How many lines of the entries below include the word "Jesus"? Answer with the number alone.

# start of THE INPUT

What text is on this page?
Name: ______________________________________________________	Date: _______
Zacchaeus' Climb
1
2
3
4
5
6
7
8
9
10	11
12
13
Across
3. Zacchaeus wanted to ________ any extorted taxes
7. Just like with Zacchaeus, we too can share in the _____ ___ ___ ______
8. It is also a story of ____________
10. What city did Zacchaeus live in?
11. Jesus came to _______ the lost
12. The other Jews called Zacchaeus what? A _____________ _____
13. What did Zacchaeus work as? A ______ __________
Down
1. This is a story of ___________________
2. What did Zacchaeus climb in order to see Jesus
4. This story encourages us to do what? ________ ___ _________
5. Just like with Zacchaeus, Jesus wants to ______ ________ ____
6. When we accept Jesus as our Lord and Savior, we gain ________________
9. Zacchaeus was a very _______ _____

# end of THE INPUT

> EXERCISE SOLUTION
4